Provided data:
===
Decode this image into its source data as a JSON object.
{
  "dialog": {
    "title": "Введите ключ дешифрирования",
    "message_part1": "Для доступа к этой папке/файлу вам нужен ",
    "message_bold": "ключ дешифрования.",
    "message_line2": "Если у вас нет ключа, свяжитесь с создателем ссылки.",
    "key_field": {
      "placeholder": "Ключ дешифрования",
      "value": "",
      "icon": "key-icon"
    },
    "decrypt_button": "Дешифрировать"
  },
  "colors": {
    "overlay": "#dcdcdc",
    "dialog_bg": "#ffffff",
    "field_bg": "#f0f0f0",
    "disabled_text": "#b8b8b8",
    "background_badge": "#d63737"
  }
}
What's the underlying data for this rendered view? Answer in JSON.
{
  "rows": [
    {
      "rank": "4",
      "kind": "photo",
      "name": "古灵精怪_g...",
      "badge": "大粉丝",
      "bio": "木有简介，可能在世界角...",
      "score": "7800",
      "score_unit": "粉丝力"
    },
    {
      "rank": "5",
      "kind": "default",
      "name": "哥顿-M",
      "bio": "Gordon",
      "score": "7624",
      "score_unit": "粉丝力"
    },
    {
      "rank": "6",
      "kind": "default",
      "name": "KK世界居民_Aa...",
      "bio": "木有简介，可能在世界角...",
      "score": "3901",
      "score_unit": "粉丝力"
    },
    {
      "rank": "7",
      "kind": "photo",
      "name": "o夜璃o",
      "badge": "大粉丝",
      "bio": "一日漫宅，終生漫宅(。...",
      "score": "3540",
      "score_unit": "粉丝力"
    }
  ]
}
===
Aim of the exercise: Set down exactly what runs from the line with "What's the underlying" to the last line of the data above, including both of those lines and no others.

Output for this task:
What's the underlying data for this rendered view? Answer in JSON.
{
  "rows": [
    {
      "rank": "4",
      "kind": "photo",
      "name": "古灵精怪_g...",
      "badge": "大粉丝",
      "bio": "木有简介，可能在世界角...",
      "score": "7800",
      "score_unit": "粉丝力"
    },
    {
      "rank": "5",
      "kind": "default",
      "name": "哥顿-M",
      "bio": "Gordon",
      "score": "7624",
      "score_unit": "粉丝力"
    },
    {
      "rank": "6",
      "kind": "default",
      "name": "KK世界居民_Aa...",
      "bio": "木有简介，可能在世界角...",
      "score": "3901",
      "score_unit": "粉丝力"
    },
    {
      "rank": "7",
      "kind": "photo",
      "name": "o夜璃o",
      "badge": "大粉丝",
      "bio": "一日漫宅，終生漫宅(。...",
      "score": "3540",
      "score_unit": "粉丝力"
    }
  ]
}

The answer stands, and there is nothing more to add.